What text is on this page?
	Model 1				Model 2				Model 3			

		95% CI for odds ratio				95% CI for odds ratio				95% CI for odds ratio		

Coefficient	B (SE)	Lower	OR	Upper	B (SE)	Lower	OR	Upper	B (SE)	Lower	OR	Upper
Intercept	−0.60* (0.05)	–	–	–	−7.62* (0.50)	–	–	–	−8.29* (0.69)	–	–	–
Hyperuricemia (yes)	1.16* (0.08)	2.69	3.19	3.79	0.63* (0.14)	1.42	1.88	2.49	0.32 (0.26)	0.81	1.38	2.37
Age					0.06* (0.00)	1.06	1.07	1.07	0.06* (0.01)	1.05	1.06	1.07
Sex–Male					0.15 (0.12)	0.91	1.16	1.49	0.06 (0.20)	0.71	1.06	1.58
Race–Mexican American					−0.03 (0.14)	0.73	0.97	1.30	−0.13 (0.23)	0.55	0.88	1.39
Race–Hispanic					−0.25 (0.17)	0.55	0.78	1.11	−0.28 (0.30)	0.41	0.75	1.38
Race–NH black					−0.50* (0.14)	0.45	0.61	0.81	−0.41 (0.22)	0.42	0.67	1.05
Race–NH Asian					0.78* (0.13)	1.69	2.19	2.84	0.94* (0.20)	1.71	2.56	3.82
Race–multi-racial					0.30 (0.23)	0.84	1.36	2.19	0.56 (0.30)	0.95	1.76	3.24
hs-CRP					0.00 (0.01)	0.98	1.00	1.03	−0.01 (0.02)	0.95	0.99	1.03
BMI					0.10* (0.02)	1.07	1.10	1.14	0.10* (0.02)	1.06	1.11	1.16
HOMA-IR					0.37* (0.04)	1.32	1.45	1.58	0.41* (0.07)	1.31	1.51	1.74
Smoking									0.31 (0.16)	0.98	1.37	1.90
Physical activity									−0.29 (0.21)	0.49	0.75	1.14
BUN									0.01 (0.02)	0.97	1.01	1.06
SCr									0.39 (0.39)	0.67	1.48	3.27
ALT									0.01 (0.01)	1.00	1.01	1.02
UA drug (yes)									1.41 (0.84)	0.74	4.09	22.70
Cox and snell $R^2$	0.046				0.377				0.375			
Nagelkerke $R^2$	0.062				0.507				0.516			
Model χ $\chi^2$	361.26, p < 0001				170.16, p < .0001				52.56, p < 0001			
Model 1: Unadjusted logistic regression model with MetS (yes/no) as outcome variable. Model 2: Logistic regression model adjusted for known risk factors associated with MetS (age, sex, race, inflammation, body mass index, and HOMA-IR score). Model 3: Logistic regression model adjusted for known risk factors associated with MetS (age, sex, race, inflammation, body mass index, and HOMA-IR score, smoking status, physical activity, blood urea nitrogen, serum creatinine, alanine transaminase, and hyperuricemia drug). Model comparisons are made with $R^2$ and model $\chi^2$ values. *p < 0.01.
#####
**What is required**
Go through the entries and repeat each one exactly.

**Final result**
What text is on this page?
	Model 1				Model 2				Model 3			

		95% CI for odds ratio				95% CI for odds ratio				95% CI for odds ratio		

Coefficient	B (SE)	Lower	OR	Upper	B (SE)	Lower	OR	Upper	B (SE)	Lower	OR	Upper
Intercept	−0.60* (0.05)	–	–	–	−7.62* (0.50)	–	–	–	−8.29* (0.69)	–	–	–
Hyperuricemia (yes)	1.16* (0.08)	2.69	3.19	3.79	0.63* (0.14)	1.42	1.88	2.49	0.32 (0.26)	0.81	1.38	2.37
Age					0.06* (0.00)	1.06	1.07	1.07	0.06* (0.01)	1.05	1.06	1.07
Sex–Male					0.15 (0.12)	0.91	1.16	1.49	0.06 (0.20)	0.71	1.06	1.58
Race–Mexican American					−0.03 (0.14)	0.73	0.97	1.30	−0.13 (0.23)	0.55	0.88	1.39
Race–Hispanic					−0.25 (0.17)	0.55	0.78	1.11	−0.28 (0.30)	0.41	0.75	1.38
Race–NH black					−0.50* (0.14)	0.45	0.61	0.81	−0.41 (0.22)	0.42	0.67	1.05
Race–NH Asian					0.78* (0.13)	1.69	2.19	2.84	0.94* (0.20)	1.71	2.56	3.82
Race–multi-racial					0.30 (0.23)	0.84	1.36	2.19	0.56 (0.30)	0.95	1.76	3.24
hs-CRP					0.00 (0.01)	0.98	1.00	1.03	−0.01 (0.02)	0.95	0.99	1.03
BMI					0.10* (0.02)	1.07	1.10	1.14	0.10* (0.02)	1.06	1.11	1.16
HOMA-IR					0.37* (0.04)	1.32	1.45	1.58	0.41* (0.07)	1.31	1.51	1.74
Smoking									0.31 (0.16)	0.98	1.37	1.90
Physical activity									−0.29 (0.21)	0.49	0.75	1.14
BUN									0.01 (0.02)	0.97	1.01	1.06
SCr									0.39 (0.39)	0.67	1.48	3.27
ALT									0.01 (0.01)	1.00	1.01	1.02
UA drug (yes)									1.41 (0.84)	0.74	4.09	22.70
Cox and snell $R^2$	0.046				0.377				0.375			
Nagelkerke $R^2$	0.062				0.507				0.516			
Model χ $\chi^2$	361.26, p < 0001				170.16, p < .0001				52.56, p < 0001			
Model 1: Unadjusted logistic regression model with MetS (yes/no) as outcome variable. Model 2: Logistic regression model adjusted for known risk factors associated with MetS (age, sex, race, inflammation, body mass index, and HOMA-IR score). Model 3: Logistic regression model adjusted for known risk factors associated with MetS (age, sex, race, inflammation, body mass index, and HOMA-IR score, smoking status, physical activity, blood urea nitrogen, serum creatinine, alanine transaminase, and hyperuricemia drug). Model comparisons are made with $R^2$ and model $\chi^2$ values. *p < 0.01.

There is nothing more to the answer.